Work required
Check every line of the data below for the string "pixels", and copy the ones that hold it.

Collected data entries:
++++++

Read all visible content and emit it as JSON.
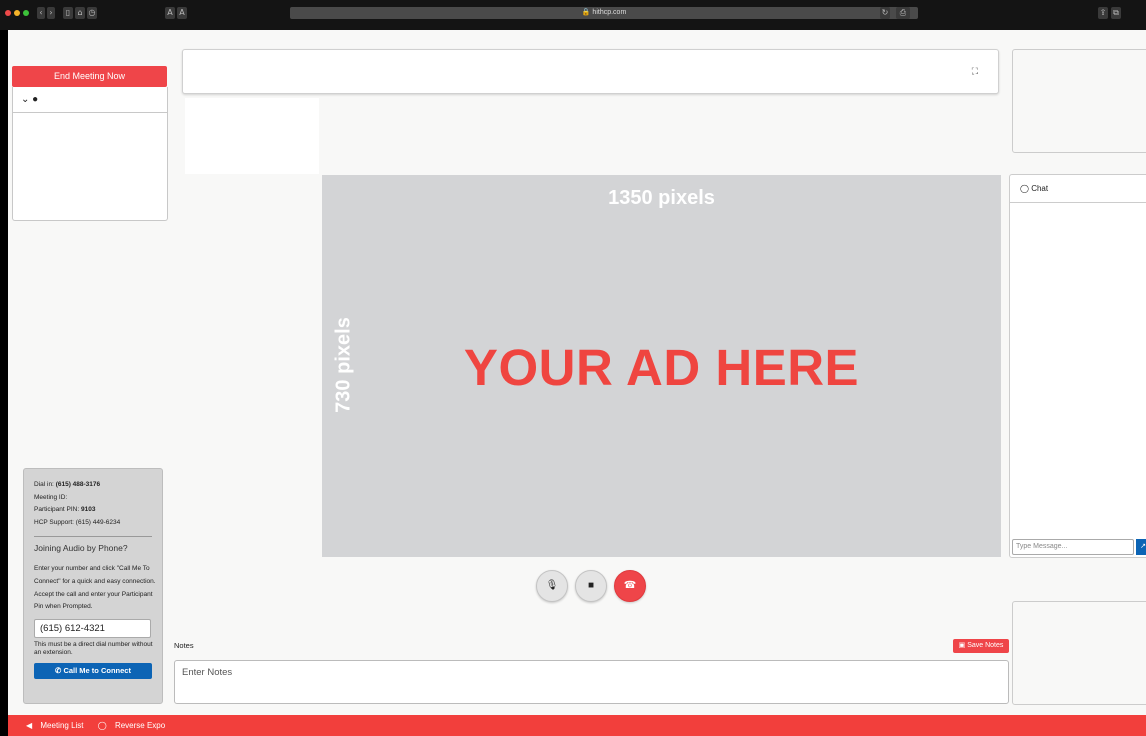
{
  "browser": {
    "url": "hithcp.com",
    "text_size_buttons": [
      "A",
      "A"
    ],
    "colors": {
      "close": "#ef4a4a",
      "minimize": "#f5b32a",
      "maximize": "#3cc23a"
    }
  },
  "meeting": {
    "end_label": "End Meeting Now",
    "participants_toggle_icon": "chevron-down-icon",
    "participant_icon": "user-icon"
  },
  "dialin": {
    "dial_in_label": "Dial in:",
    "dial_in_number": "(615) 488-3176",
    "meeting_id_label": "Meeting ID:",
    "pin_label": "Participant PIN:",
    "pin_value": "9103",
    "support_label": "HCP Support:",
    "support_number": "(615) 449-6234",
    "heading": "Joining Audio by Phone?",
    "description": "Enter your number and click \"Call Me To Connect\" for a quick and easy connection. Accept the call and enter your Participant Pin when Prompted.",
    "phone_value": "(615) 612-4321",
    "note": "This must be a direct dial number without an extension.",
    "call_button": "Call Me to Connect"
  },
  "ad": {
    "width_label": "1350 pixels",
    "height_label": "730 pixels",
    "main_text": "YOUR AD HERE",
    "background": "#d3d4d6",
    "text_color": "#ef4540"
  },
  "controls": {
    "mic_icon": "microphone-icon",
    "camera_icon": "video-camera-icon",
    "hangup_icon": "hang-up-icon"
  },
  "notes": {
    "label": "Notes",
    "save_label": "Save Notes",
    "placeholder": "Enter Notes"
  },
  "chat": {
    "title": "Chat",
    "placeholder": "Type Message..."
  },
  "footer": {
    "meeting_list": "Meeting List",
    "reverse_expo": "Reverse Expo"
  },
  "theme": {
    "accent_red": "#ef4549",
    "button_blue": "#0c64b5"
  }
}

++++++

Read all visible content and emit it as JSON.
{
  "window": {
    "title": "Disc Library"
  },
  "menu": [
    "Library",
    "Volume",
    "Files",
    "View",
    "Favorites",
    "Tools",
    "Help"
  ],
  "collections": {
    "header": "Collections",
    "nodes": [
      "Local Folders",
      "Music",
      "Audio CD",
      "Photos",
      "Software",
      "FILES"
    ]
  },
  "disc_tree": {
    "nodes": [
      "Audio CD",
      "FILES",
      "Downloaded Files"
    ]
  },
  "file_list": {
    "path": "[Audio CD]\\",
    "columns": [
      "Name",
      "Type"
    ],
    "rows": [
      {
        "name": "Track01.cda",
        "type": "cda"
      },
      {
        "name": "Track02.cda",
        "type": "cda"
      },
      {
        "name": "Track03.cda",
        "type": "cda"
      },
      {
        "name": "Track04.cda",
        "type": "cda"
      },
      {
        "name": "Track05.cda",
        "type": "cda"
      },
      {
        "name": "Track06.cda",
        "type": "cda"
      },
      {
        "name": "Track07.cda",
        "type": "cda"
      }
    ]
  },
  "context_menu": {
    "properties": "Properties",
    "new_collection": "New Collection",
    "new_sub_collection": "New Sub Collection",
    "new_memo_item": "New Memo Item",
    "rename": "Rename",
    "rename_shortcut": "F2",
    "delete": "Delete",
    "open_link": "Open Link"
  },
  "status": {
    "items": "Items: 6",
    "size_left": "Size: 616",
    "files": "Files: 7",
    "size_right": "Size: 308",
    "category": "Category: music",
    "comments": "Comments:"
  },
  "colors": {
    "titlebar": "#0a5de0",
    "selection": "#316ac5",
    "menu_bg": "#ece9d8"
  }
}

++++++

Output
    "width_label": "1350 pixels",
    "height_label": "730 pixels",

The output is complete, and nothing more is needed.